Problem details
Find and copy every line in the records that includes the string "διαγωνισμού".

::: Data for the task :::

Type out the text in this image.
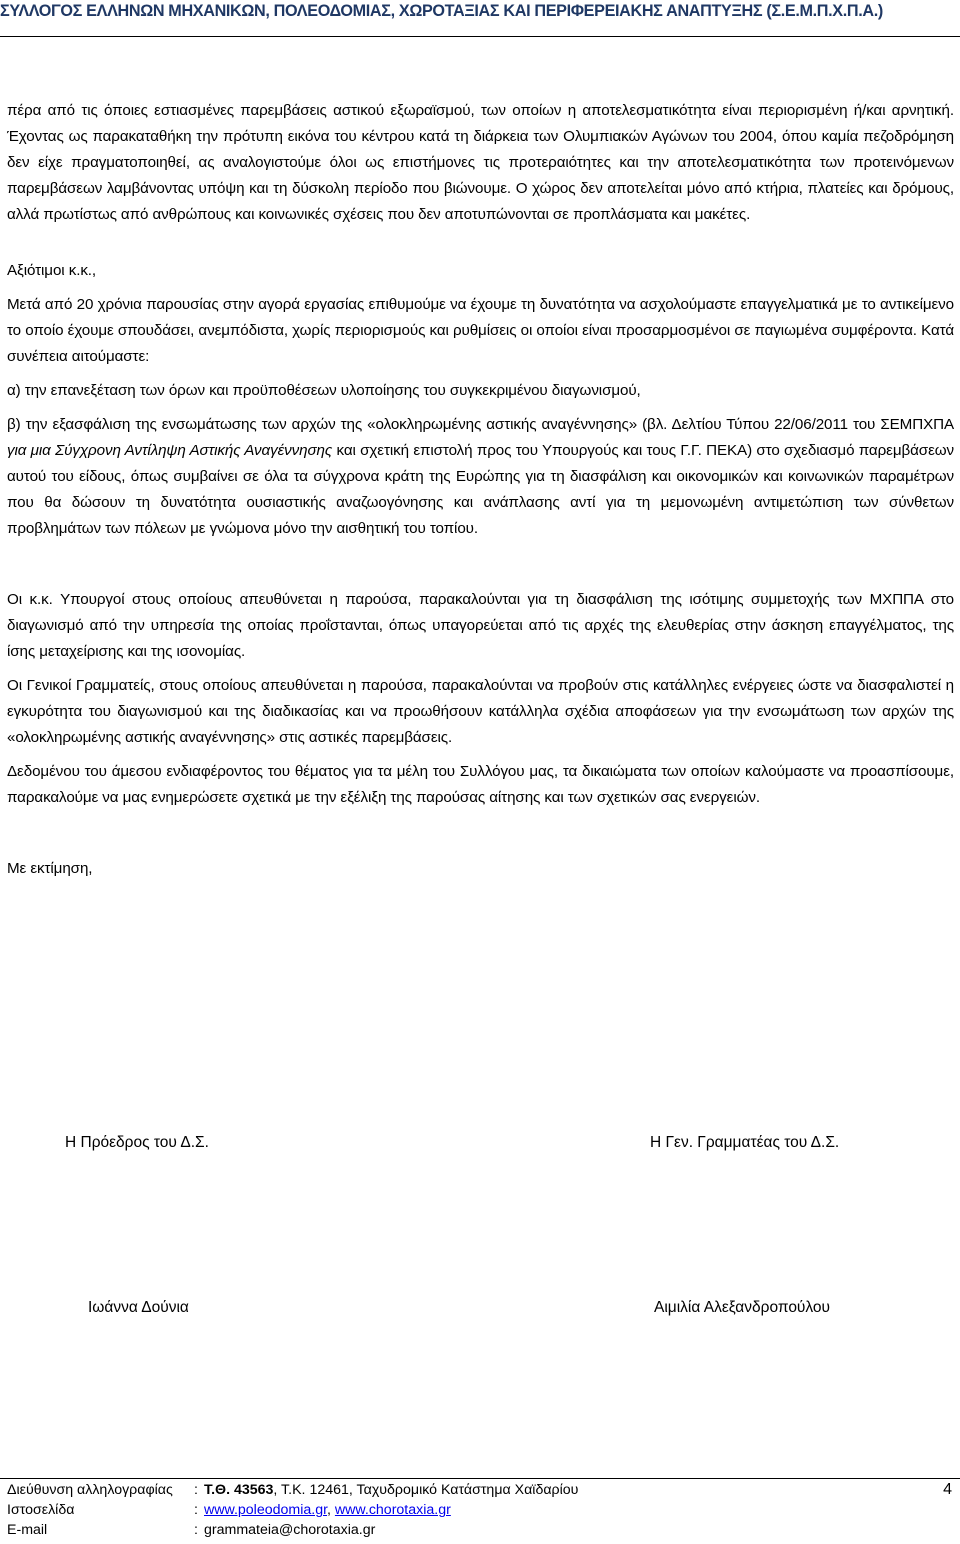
ΣΥΛΛΟΓΟΣ ΕΛΛΗΝΩΝ ΜΗΧΑΝΙΚΩΝ, ΠΟΛΕΟΔΟΜΙΑΣ, ΧΩΡΟΤΑΞΙΑΣ ΚΑΙ ΠΕΡΙΦΕΡΕΙΑΚΗΣ ΑΝΑΠΤΥΞΗΣ (Σ.Ε.Μ.Π.Χ.Π.Α.)

πέρα από τις όποιες εστιασμένες παρεμβάσεις αστικού εξωραϊσμού, των οποίων η αποτελεσματικότητα είναι περιορισμένη ή/και αρνητική. Έχοντας ως παρακαταθήκη την πρότυπη εικόνα του κέντρου κατά τη διάρκεια των Ολυμπιακών Αγώνων του 2004, όπου καμία πεζοδρόμηση δεν είχε πραγματοποιηθεί, ας αναλογιστούμε όλοι ως επιστήμονες τις προτεραιότητες και την αποτελεσματικότητα των προτεινόμενων παρεμβάσεων λαμβάνοντας υπόψη και τη δύσκολη περίοδο που βιώνουμε. Ο χώρος δεν αποτελείται μόνο από κτήρια, πλατείες και δρόμους, αλλά πρωτίστως από ανθρώπους και κοινωνικές σχέσεις που δεν αποτυπώνονται σε προπλάσματα και μακέτες.

Αξιότιμοι κ.κ.,

Μετά από 20 χρόνια παρουσίας στην αγορά εργασίας επιθυμούμε να έχουμε τη δυνατότητα να ασχολούμαστε επαγγελματικά με το αντικείμενο το οποίο έχουμε σπουδάσει, ανεμπόδιστα, χωρίς περιορισμούς και ρυθμίσεις οι οποίοι είναι προσαρμοσμένοι σε παγιωμένα συμφέροντα. Κατά συνέπεια αιτούμαστε:

α) την επανεξέταση των όρων και προϋποθέσεων υλοποίησης του συγκεκριμένου διαγωνισμού,

β) την εξασφάλιση της ενσωμάτωσης των αρχών της «ολοκληρωμένης αστικής αναγέννησης» (βλ. Δελτίου Τύπου 22/06/2011 του ΣΕΜΠΧΠΑ για μια Σύγχρονη Αντίληψη Αστικής Αναγέννησης και σχετική επιστολή προς του Υπουργούς και τους Γ.Γ. ΠΕΚΑ) στο σχεδιασμό παρεμβάσεων αυτού του είδους, όπως συμβαίνει σε όλα τα σύγχρονα κράτη της Ευρώπης για τη διασφάλιση και οικονομικών και κοινωνικών παραμέτρων που θα δώσουν τη δυνατότητα ουσιαστικής αναζωογόνησης και ανάπλασης αντί για τη μεμονωμένη αντιμετώπιση των σύνθετων προβλημάτων των πόλεων με γνώμονα μόνο την αισθητική του τοπίου.

Οι κ.κ. Υπουργοί στους οποίους απευθύνεται η παρούσα, παρακαλούνται για τη διασφάλιση της ισότιμης συμμετοχής των ΜΧΠΠΑ στο διαγωνισμό από την υπηρεσία της οποίας προΐστανται, όπως υπαγορεύεται από τις αρχές της ελευθερίας στην άσκηση επαγγέλματος, της ίσης μεταχείρισης και της ισονομίας.

Οι Γενικοί Γραμματείς, στους οποίους απευθύνεται η παρούσα, παρακαλούνται να προβούν στις κατάλληλες ενέργειες ώστε να διασφαλιστεί η εγκυρότητα του διαγωνισμού και της διαδικασίας και να προωθήσουν κατάλληλα σχέδια αποφάσεων για την ενσωμάτωση των αρχών της «ολοκληρωμένης αστικής αναγέννησης» στις αστικές παρεμβάσεις.

Δεδομένου του άμεσου ενδιαφέροντος του θέματος για τα μέλη του Συλλόγου μας, τα δικαιώματα των οποίων καλούμαστε να προασπίσουμε, παρακαλούμε να μας ενημερώσετε σχετικά με την εξέλιξη της παρούσας αίτησης και των σχετικών σας ενεργειών.

Με εκτίμηση,

Η Πρόεδρος του Δ.Σ.	Η Γεν. Γραμματέας του Δ.Σ.
Ιωάννα Δούνια	Αιμιλία Αλεξανδροπούλου
Διεύθυνση αλληλογραφίας : Τ.Θ. 43563, Τ.Κ. 12461, Ταχυδρομικό Κατάστημα Χαϊδαρίου
Ιστοσελίδα	: www.poleodomia.gr, www.chorotaxia.gr
E-mail	: grammateia@chorotaxia.gr
4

:::

Exercise answer
α) την επανεξέταση των όρων και προϋποθέσεων υλοποίησης του συγκεκριμένου διαγωνισμού,
Οι Γενικοί Γραμματείς, στους οποίους απευθύνεται η παρούσα, παρακαλούνται να προβούν στις κατάλληλες ενέργειες ώστε να διασφαλιστεί η εγκυρότητα του διαγωνισμού και της διαδικασίας και να προωθήσουν κατάλληλα σχέδια αποφάσεων για την ενσωμάτωση των αρχών της «ολοκληρωμένης αστικής αναγέννησης» στις αστικές παρεμβάσεις.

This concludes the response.